## YOUR OBJECTIVE
Pick out the lines below that contain the string "Category" and copy them all.

## DATA

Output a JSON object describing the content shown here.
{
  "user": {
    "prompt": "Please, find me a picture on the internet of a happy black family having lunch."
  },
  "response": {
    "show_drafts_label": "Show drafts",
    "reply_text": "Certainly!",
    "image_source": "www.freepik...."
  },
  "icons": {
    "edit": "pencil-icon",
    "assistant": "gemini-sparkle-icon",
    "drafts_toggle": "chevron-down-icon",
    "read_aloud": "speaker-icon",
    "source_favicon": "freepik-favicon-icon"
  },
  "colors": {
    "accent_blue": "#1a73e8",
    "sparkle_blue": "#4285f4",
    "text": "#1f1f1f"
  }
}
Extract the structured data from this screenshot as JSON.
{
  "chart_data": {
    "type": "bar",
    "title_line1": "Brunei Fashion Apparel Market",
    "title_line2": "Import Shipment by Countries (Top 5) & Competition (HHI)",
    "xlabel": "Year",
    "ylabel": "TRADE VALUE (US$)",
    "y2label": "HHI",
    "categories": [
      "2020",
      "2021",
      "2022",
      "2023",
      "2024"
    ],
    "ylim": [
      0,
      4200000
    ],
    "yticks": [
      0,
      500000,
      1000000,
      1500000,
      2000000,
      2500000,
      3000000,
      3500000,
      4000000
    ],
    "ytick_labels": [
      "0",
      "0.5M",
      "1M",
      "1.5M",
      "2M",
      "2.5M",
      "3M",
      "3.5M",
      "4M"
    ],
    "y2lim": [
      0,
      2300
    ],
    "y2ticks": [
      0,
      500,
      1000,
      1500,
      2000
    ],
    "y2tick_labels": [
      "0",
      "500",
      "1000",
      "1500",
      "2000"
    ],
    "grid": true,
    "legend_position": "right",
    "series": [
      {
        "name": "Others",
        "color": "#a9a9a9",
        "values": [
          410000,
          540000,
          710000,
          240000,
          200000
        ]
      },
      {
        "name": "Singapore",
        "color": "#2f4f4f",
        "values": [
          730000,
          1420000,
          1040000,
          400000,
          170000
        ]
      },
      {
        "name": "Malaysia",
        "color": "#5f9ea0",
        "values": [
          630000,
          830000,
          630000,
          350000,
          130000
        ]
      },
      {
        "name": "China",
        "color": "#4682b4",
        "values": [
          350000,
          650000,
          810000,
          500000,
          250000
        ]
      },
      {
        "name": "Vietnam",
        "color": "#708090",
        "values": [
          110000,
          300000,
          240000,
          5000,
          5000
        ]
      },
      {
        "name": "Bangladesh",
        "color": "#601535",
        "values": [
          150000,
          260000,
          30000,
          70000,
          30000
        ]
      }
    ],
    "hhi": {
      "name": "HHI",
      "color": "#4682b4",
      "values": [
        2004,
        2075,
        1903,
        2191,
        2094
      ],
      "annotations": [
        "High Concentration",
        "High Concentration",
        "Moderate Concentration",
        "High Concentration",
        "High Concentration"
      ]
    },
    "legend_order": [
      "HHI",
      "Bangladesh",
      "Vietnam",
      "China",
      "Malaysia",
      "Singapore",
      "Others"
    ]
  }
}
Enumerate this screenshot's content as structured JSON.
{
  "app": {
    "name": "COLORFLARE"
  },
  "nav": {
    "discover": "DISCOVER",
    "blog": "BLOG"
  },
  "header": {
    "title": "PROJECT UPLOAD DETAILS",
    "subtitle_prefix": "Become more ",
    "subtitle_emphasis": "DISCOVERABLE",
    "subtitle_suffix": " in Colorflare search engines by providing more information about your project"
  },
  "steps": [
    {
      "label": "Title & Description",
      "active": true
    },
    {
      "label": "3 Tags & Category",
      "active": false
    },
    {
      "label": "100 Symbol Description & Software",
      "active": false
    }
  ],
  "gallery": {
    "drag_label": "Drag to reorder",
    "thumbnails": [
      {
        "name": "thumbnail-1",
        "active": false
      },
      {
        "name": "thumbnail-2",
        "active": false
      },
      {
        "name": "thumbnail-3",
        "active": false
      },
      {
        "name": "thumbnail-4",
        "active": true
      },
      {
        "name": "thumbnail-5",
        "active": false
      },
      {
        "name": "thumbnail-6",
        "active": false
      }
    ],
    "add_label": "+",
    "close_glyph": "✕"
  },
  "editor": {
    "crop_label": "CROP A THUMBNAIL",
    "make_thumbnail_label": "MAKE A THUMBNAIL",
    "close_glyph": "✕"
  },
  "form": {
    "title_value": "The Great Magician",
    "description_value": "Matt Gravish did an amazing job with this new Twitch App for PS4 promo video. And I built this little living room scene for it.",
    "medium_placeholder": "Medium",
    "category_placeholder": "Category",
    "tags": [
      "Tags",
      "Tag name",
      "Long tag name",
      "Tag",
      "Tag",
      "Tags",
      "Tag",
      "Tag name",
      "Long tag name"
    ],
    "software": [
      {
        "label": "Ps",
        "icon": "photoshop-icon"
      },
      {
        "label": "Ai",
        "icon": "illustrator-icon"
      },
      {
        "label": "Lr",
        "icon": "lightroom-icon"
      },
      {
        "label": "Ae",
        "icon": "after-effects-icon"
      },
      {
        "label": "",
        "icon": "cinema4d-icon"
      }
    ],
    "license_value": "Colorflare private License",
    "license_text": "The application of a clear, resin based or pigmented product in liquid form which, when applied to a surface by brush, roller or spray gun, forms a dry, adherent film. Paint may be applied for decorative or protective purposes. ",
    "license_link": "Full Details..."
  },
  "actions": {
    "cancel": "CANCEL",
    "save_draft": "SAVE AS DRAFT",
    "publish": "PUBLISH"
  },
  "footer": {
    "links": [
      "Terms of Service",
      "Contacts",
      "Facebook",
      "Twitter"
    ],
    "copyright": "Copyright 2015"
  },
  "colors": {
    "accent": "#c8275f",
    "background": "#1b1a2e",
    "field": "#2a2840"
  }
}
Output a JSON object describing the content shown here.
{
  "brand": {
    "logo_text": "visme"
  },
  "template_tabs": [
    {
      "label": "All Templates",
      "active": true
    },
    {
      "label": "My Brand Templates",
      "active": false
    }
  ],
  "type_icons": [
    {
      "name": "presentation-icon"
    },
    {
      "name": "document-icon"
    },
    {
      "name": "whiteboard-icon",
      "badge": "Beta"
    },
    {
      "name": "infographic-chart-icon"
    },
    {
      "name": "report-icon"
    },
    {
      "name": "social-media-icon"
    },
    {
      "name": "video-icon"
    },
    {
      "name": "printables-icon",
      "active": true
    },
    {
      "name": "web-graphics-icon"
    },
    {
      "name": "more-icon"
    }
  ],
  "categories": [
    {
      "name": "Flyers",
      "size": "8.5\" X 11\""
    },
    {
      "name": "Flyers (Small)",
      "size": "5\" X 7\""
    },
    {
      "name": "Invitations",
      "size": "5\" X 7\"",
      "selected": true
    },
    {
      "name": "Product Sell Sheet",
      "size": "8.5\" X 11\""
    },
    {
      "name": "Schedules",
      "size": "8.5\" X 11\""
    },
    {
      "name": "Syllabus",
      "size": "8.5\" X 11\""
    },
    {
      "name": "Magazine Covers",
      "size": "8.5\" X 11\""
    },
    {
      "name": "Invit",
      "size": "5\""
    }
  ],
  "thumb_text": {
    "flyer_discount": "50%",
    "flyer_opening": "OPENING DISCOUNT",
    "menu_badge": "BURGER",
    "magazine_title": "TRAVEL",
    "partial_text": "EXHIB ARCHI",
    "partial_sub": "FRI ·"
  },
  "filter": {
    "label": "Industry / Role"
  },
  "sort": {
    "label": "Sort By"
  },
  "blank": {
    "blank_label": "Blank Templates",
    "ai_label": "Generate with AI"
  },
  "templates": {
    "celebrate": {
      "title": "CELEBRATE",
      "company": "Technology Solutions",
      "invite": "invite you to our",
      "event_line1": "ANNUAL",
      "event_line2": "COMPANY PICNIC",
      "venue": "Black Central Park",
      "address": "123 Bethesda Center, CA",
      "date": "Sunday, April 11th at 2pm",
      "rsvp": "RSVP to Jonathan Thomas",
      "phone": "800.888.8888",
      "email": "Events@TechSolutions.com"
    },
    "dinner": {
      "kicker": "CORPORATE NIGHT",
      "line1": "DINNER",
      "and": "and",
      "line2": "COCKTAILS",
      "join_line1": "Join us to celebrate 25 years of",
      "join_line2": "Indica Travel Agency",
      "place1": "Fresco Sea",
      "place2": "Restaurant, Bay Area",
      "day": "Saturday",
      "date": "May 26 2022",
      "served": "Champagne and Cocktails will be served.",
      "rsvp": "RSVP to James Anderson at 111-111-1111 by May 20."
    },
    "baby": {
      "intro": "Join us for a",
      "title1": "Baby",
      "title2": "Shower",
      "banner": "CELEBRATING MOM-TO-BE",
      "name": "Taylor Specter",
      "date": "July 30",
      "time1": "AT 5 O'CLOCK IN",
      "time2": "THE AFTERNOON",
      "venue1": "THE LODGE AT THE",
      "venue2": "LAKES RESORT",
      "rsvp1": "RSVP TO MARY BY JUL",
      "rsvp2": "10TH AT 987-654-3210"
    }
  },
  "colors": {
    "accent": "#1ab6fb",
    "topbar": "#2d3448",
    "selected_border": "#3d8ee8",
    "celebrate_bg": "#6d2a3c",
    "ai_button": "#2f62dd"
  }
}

## THE REPLY
      "label": "3 Tags & Category",
    "category_placeholder": "Category",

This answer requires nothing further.